EXTRACTED INFORMATION:
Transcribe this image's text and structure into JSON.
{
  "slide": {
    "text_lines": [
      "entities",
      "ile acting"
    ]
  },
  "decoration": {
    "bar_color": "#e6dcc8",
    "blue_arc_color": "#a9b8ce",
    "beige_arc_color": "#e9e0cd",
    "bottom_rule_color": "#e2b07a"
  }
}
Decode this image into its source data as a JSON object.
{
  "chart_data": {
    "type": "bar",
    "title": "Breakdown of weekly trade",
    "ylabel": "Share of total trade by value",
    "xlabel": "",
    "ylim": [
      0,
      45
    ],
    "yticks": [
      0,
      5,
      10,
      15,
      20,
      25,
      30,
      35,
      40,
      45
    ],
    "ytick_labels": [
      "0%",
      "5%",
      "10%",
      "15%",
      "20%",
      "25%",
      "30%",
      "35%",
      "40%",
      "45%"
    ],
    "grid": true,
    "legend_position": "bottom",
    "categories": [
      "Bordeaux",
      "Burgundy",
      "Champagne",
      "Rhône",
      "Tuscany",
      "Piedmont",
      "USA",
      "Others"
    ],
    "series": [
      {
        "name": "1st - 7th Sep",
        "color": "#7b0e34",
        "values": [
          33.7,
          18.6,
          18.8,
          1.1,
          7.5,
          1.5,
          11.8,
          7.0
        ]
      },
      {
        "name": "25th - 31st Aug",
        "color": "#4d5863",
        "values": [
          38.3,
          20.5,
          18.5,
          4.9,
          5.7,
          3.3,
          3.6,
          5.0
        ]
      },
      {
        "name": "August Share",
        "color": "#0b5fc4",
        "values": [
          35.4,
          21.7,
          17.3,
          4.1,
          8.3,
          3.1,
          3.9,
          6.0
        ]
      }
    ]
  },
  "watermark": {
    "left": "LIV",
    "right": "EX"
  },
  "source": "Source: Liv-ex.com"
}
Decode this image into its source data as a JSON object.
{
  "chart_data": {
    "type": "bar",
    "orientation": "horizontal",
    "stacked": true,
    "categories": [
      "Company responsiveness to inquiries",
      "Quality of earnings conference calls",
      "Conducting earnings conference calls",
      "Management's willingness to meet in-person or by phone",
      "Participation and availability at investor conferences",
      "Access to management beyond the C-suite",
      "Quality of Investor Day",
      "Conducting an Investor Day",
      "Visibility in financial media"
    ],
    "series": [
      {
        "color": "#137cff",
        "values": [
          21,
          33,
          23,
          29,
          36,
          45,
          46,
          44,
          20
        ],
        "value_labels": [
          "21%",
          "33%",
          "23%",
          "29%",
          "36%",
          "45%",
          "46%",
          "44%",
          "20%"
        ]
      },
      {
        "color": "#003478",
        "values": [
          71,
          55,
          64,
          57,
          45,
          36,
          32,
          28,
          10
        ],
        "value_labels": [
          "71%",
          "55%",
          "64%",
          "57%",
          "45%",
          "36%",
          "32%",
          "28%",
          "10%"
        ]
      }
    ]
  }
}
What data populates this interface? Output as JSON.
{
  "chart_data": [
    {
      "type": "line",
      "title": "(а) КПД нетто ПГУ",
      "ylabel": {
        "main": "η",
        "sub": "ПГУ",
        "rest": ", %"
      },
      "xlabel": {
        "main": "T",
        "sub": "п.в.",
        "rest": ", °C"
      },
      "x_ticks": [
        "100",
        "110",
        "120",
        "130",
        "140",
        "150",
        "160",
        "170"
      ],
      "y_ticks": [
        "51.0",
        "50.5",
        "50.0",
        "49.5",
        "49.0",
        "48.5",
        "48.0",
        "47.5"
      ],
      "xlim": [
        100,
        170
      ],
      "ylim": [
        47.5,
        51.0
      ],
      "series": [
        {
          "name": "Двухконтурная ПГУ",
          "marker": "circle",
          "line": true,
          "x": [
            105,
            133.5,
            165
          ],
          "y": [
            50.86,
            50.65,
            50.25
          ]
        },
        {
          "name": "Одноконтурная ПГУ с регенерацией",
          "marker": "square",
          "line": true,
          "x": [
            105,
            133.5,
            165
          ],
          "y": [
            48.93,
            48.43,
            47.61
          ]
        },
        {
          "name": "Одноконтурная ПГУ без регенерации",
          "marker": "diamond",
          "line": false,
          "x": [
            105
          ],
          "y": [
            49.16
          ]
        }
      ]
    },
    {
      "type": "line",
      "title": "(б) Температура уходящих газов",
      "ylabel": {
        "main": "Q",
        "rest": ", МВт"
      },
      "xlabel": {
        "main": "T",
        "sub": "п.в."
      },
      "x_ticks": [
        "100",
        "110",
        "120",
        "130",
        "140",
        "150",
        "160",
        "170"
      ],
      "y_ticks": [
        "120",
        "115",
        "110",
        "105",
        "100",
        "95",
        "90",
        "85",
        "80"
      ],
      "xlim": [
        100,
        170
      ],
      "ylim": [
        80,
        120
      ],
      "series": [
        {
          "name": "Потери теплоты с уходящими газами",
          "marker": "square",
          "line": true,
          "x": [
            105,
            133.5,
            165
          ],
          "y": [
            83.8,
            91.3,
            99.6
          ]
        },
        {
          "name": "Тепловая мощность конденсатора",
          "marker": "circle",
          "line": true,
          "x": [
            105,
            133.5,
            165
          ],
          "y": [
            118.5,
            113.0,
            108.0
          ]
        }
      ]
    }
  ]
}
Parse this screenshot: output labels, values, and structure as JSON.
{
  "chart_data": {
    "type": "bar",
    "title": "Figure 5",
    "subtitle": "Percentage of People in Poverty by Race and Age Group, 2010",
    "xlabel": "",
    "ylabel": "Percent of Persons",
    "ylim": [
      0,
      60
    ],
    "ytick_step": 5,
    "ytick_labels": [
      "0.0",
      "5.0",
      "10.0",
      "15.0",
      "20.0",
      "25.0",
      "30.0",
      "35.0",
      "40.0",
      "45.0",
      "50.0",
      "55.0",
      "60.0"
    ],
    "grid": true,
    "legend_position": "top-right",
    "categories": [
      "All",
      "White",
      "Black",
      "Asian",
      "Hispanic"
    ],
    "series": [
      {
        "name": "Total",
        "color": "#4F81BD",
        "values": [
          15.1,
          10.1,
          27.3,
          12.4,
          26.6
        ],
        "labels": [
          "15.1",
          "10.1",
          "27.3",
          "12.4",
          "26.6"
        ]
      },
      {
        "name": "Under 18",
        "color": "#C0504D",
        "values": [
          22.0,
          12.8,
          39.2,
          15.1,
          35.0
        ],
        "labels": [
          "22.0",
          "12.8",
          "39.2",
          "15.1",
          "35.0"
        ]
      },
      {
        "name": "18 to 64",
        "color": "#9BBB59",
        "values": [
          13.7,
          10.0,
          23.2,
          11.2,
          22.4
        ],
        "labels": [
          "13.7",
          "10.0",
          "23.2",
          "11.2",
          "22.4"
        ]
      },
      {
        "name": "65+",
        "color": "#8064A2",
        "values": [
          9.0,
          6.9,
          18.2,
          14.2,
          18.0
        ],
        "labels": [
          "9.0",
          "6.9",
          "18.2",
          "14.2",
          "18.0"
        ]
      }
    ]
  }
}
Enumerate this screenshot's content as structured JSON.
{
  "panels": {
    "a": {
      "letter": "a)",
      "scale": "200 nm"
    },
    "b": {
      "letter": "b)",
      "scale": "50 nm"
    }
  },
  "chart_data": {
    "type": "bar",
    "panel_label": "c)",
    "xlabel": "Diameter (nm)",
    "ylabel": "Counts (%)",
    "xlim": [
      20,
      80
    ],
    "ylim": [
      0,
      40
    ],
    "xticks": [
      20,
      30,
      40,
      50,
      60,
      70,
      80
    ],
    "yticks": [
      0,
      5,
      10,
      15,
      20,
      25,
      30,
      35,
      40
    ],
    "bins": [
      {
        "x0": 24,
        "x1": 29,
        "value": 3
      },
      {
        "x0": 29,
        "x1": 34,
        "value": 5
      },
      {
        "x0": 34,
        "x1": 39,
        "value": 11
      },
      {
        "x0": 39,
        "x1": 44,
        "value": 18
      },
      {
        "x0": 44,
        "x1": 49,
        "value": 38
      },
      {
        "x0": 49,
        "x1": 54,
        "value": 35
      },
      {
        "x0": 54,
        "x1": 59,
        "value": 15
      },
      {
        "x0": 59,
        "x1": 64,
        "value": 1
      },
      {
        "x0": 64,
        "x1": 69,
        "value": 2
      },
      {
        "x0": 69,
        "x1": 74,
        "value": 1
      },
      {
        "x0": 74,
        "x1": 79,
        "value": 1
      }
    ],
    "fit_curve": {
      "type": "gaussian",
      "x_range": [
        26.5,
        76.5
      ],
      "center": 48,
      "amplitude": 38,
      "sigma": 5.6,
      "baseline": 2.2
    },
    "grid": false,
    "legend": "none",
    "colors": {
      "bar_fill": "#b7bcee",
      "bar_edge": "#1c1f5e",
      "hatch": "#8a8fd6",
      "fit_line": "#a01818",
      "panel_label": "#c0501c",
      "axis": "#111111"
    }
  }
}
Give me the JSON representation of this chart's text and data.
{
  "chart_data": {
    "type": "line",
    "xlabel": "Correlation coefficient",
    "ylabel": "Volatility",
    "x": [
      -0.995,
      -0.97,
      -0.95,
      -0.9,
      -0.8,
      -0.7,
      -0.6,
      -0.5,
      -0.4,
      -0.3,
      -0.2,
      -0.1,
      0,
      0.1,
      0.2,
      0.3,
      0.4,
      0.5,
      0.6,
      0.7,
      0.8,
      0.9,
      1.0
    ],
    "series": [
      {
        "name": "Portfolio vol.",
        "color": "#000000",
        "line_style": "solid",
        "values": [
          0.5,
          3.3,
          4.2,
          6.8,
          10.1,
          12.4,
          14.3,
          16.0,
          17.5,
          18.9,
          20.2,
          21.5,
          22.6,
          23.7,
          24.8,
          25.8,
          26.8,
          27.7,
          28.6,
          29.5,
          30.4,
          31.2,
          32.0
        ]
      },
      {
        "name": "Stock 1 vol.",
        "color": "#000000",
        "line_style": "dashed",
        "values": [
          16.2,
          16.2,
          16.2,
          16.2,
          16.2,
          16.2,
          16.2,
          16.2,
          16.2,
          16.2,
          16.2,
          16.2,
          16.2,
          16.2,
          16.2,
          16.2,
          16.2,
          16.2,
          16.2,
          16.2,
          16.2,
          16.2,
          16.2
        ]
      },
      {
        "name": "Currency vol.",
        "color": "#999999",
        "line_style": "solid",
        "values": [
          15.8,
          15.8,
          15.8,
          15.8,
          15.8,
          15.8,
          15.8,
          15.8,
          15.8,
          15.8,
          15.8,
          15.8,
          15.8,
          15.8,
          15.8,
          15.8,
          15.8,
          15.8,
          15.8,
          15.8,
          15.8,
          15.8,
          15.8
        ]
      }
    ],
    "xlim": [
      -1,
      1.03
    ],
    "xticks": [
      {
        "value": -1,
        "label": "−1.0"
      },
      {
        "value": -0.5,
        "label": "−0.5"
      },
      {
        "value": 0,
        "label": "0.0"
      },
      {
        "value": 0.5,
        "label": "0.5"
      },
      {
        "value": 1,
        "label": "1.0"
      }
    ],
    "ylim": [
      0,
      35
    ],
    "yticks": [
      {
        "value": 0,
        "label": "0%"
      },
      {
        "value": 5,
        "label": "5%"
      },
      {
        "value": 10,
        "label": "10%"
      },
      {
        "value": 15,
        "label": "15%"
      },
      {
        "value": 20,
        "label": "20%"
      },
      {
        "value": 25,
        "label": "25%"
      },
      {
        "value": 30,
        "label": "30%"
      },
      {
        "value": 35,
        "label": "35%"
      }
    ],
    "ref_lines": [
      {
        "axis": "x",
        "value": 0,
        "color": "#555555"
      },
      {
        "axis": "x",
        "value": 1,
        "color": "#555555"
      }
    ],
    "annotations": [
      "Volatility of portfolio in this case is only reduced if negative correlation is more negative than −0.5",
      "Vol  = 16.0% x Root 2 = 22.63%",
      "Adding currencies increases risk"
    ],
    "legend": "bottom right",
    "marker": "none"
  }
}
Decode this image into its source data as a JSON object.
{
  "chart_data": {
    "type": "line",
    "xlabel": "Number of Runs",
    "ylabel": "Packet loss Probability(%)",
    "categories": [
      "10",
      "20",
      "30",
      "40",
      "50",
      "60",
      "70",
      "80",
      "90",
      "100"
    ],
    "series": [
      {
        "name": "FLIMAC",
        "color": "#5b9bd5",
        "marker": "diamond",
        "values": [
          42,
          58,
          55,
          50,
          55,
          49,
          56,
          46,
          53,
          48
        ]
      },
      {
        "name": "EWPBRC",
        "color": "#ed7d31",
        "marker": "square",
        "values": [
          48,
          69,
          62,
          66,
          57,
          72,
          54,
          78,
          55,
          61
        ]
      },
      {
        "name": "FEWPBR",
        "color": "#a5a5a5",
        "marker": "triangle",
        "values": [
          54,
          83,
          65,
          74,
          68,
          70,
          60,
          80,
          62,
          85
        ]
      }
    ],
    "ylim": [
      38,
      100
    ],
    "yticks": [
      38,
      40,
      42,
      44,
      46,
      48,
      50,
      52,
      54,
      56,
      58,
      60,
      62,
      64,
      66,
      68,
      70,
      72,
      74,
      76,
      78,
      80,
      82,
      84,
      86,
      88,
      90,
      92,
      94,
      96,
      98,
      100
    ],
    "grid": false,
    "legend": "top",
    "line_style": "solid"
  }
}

WHAT YOU WILL DO:
Find and copy every line in the entries above where the string "this" occurs.

WRITTEN SOLUTION:
Transcribe this image's text and structure into JSON.
Decode this image into its source data as a JSON object.
Decode this image into its source data as a JSON object.
What data populates this interface? Output as JSON.
Parse this screenshot: output labels, values, and structure as JSON.
Enumerate this screenshot's content as structured JSON.
Give me the JSON representation of this chart's text and data.
      "Volatility of portfolio in this case is only reduced if negative correlation is more negative than −0.5",
Decode this image into its source data as a JSON object.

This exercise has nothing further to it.